#### Extracted text
33. Resources are stretched and insufficient for the nature and range of tasks the MFSA must carry out for effective supervision. The MFSA’s resources have not kept pace with the increased demands on supervision. Difficulties exist with planning and timely execution of supervision actions, including delays in review of recovery plans and strategic documents, and with maintaining regular contacts with all less significant institutions (LSI). The MFSA has already taken steps to address the severe capacity gaps. Staff remuneration was recently improved, and plans are prepared to: (i) increase the number of staff by 50 percent over the next three years; and (ii) formalize a new human resources strategy. In addition, the MFSA has launched a Business Process Reengineering exercise to overhaul its supervisory processes and enhance its technology. The MFSA urgently needs to increase its staff and quantify more precisely the resources necessary to conduct a more intrusive risk-based supervision, including by mapping the required skills (e.g., extensive credit and IT risk experience, and statistics and VFA knowledge).

34. Some aspects of the MFSA’s operational independence raise concerns. The MFSA has the supervisory authority to carry out its tasks, but the necessary preconditions for operational independence are not all met.

  • MFSA should have stable funding. With the separation of the Registry of Companies (ROC) from the MFSA in April 2018, a significant part of its funding was redirected to the government. Going forward, the government will cover MFSA’s funding gaps. To avoid uncertainties, the MFSA should develop a five-year plan to increase its budgetary resources in a sustained way, which should be supported by a strong public commitment from the government. To further enhance funding stability, the MFSA should revisit its policy for license fees and the basis used for other regulatory charges.

  • MFSA should have full autonomy over its recruitment process. Currently, the MFIN is required to endorse the human resources budget on a yearly basis, and the Office of the Permanent Secretary for Financial Services, Digital Economy and Innovation (under the Prime Minister’s office) is required to approve recruitments on a case-by-case basis.

#### Tasks for this exercise
• a. Please rewrite the paragraph of the MFSA excerpt that begins "Resources are stretched" as a short bulleted list that keeps its main facts.
• b. Answer these questions from the MFSA excerpt:
(i) By how much does the MFSA plan to increase its staff, and over what period?
(ii) When was the Registry of Companies separated from the MFSA?
(iii) Which office must approve recruitments on a case-by-case basis?
• c. Resume the MFSA excerpt, picking up right after its final sentence.

#### Extracted records
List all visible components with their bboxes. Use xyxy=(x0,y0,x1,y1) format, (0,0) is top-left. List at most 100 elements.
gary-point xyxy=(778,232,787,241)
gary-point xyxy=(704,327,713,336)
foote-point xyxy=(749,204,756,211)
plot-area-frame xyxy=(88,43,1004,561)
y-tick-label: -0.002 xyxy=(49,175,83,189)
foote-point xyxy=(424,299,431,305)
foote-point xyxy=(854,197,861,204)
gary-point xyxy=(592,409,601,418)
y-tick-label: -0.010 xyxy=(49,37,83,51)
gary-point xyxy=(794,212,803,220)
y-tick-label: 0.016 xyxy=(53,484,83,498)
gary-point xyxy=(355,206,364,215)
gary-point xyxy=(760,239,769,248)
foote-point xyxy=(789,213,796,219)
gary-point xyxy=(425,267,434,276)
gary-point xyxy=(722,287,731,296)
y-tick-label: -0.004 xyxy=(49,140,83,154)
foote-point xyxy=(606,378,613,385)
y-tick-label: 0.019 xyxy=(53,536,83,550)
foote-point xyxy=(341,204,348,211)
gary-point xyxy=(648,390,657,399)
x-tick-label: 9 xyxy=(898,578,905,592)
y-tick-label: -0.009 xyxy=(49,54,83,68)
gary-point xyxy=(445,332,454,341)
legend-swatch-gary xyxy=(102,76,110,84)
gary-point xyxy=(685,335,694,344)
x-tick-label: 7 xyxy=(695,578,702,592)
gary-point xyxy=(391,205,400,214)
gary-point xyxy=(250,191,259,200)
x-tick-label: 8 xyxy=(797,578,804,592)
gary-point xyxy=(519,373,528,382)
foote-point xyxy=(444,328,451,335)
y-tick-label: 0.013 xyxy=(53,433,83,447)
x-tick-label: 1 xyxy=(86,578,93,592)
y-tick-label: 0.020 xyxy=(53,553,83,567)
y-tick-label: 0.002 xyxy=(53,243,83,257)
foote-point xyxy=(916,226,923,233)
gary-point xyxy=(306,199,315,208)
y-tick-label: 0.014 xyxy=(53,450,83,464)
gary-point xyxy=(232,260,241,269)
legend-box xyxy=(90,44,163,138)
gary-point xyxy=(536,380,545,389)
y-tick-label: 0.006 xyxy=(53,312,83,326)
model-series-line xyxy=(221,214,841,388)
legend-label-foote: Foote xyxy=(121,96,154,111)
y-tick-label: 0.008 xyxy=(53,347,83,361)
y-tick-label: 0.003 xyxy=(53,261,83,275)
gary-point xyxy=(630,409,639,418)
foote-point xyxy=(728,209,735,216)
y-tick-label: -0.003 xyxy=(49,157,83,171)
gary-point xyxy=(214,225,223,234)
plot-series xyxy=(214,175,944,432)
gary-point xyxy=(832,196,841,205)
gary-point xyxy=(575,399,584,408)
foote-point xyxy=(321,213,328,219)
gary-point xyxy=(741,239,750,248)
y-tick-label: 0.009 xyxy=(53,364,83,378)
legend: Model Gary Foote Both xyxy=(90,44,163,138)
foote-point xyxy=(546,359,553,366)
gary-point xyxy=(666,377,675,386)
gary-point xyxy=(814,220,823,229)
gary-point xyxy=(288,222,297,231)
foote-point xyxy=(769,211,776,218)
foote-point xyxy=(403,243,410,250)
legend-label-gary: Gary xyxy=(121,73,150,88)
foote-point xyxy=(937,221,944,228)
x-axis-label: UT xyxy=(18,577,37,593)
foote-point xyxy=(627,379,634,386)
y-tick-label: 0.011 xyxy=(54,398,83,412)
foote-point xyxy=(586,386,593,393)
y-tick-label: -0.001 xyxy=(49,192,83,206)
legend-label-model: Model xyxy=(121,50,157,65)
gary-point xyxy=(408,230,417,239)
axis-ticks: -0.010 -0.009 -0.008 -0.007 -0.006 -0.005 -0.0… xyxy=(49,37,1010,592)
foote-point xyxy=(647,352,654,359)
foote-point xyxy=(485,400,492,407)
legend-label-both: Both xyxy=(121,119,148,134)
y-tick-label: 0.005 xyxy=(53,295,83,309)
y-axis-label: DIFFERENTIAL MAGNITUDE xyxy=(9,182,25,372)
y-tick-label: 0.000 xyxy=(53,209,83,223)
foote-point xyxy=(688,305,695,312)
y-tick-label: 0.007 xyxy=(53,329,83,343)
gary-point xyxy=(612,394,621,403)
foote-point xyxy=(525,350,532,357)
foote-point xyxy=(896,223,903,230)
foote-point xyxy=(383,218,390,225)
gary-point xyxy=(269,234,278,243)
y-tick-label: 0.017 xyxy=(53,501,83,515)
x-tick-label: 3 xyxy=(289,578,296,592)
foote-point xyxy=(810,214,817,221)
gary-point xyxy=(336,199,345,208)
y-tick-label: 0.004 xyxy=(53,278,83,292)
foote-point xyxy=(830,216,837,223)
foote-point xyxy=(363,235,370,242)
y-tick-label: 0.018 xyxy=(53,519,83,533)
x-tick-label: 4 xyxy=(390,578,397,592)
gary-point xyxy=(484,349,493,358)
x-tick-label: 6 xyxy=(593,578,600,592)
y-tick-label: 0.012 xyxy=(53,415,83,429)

...

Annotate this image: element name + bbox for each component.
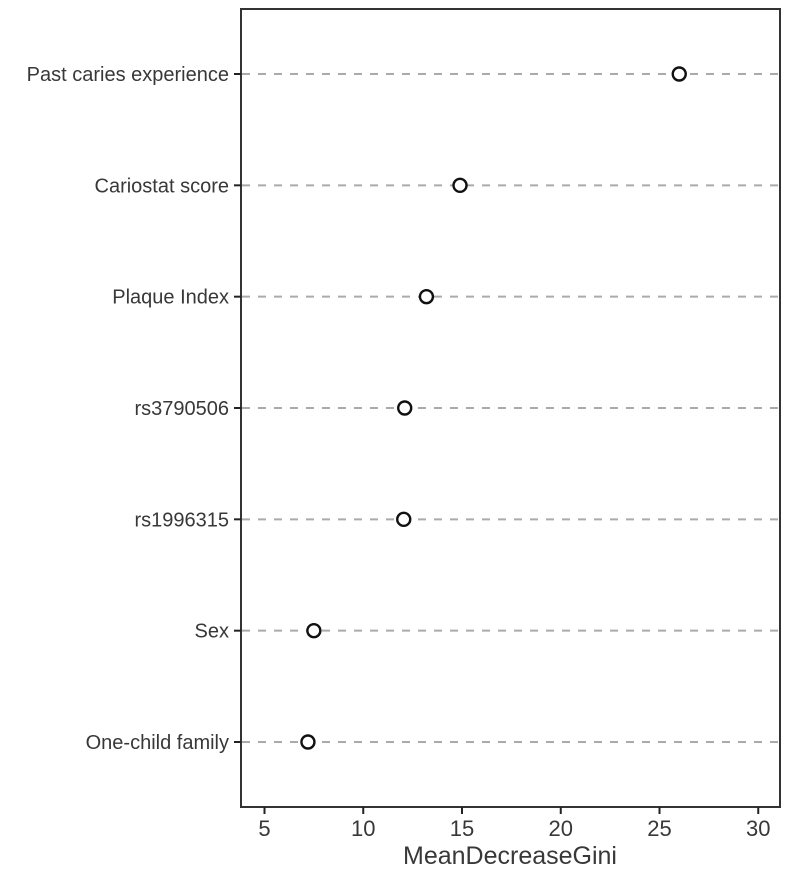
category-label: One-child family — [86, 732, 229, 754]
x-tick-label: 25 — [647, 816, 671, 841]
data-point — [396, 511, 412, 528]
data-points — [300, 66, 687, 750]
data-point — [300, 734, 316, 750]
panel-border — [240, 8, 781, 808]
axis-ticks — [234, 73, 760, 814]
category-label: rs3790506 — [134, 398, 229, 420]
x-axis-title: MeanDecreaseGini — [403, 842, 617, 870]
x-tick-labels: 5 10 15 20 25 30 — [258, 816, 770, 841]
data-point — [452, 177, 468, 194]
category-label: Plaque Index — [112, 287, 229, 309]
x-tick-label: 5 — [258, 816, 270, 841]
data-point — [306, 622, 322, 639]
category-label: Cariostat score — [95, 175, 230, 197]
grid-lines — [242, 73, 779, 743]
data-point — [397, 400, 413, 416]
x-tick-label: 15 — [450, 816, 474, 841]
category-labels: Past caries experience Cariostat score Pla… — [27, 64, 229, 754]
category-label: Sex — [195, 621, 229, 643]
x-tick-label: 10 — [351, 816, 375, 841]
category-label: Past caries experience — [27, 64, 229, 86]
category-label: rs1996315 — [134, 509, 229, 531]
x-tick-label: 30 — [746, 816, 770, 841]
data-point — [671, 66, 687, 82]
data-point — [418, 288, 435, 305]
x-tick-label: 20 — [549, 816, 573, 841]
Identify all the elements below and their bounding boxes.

* * *

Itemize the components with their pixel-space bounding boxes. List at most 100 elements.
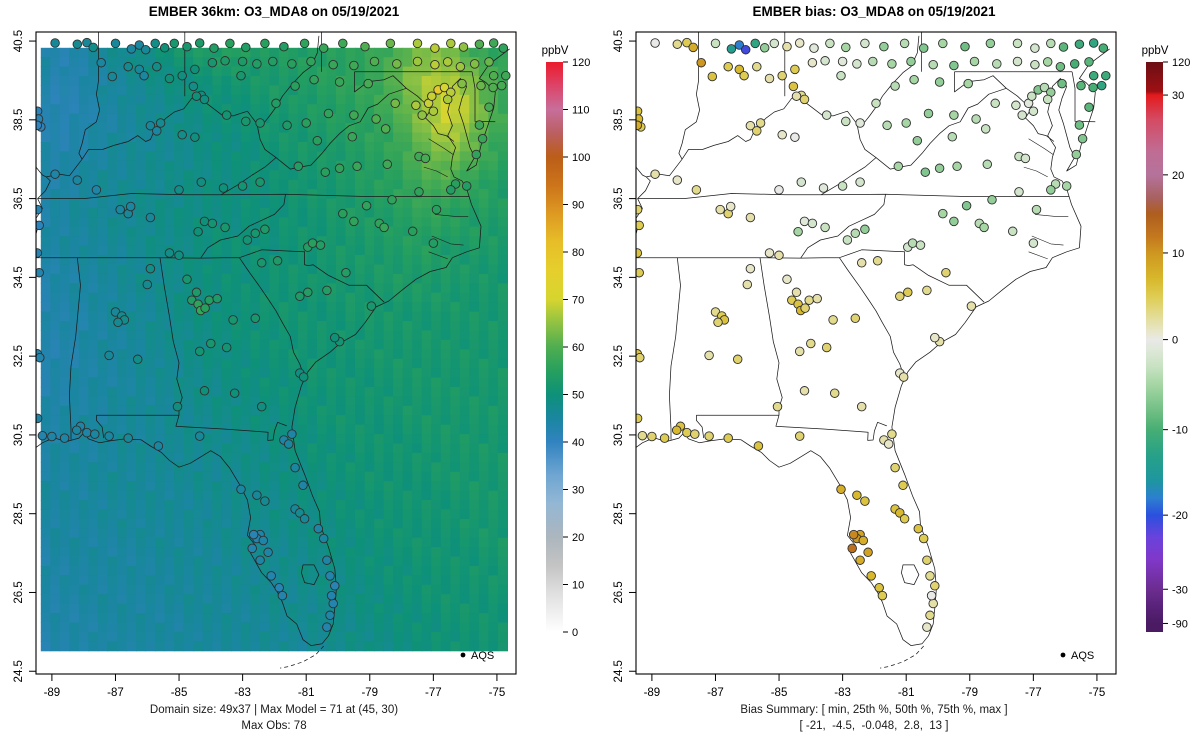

#### Answers in order
• a.
- The MFSA's resources are stretched, insufficient for its supervisory tasks and have not kept pace with growing demands.
- Planning and timely execution of supervision are difficult. Examples include delayed reviews of recovery plans and strategic documents and irregular contact with all less significant institutions (LSI).
- Steps already taken include improved staff remuneration and plans to increase staff by 50 percent over three years and to formalize a new human resources strategy.
- A Business Process Reengineering exercise has been launched to overhaul supervisory processes and improve technology.
- The MFSA urgently needs more staff and a more precise estimate of the resources needed for more intrusive risk-based supervision. This includes mapping required skills such as credit and IT risk experience, statistics and VFA knowledge.

• b.
(i) By 50 percent over the next three years.
(ii) In April 2018.
(iii) The Office of the Permanent Secretary for Financial Services, Digital Economy and Innovation, under the Prime Minister's office.

• c.
  • MFSA should maintain a dedicated statutory committee tasked with supervisory and enforcement powers. All supervisory powers currently vested in MFSA’s Supervisory Council (SC), which focuses only on supervisory issues, are planned to be transferred to the MFSA’s executive committee chaired by the CEO and made up of five MFSA staff members reporting to the CEO. To enhance checks and balances in the decision-making process, a dedicated statutory committee tasked with supervisory and enforcement powers should be maintained, ensuring that enough attention, time, and resources are devoted to supervisory actions.

C. Banking Supervision

35. Bank supervision has been upgraded in recent years. The implementation of EU directives and regulations helped close several gaps identified in the 2003 FSAP and in an independent assessment in 2011. The definition of related parties has been broadened and the administrative penalties and measures have been set out. The MFSA has been empowered to issue binding regulations (e.g., requiring banks to submit NPL reduction plans). More recently, the European Central Bank’s (ECB) Banking Supervision has raised the level of supervisory intensity and intrusiveness of three significant institutions (SI). The MFSA is responsible for supervision of 18 LSIs, subject to ECB oversight, and two non-EU branches. For three High-Priority LSIs (HPLSI), the ECB receives mandatory reporting and ex-ante notifications on certain supervisory actions by the MFSA. In the bank supervision area, the FSAP focused primarily on the supervision of LSIs.

36. The review of supervisory measures reveals that the MFSA’s actions have not always been timely and effective. Significant delays exist between the end of onsite inspections and the date on which decisions were taken by the SC. The low and limited number of monetary sanctions has little deterrent effect. Moreover, the limited scope of onsite inspections (low frequency and key risks insufficiently covered) impair the detection of problems, including in the ML/TF area. Judicial appeals against monetary sanctions have suspensive effects, undermining the sanctions policy (e.g., MFSA has 27 pending appeals with some dating back to 2009).9 The authorities should eliminate delays in supervisory actions (including by amending the law if needed) and take full advantage of the broad enforcement powers.

37. Important shortcomings in bank supervision practices need to be addressed. MFSA needs to complete the rollout of its supervision strategy, including the completion of the Supervisory Review and Evaluation Process for all HPLSIs, and address the low frequency of onsite inspections at LSIs. A more intrusive approach is needed to assess banks’ risk-management processes, including for asset recovery, related-party transactions, forbearance measures, and collateral valuation. The focus should be on the main risks (credit, liquidity, and compliance), the adequacy of risk classification and provisioning, and on stronger follow-up on remediation progress. Despite improvements, the related-party framework exhibits significant gaps with the BCP, requiring further action. Legal amendments are needed to increase MFSA’s powers and banks’ obligations related to: (i) the change of legal structures; (ii) major acquisitions; (iii) the review of the activities of companies affiliated with banks’ parent companies; and (iv) the communication of materially adverse developments. Finally, the authorities should improve the supervision of non-EU branches.

D. Insurance and Securities Market Supervision

38. The MFSA should continue its efforts to strengthen the supervision of the evolving insurance and securities markets. The complexity and sophistication of the insurance market, its high exposure to EU countries, and the high concentration of life insurance and reinsurance industries call for continued close monitoring of the evolving business models of the supervised entities.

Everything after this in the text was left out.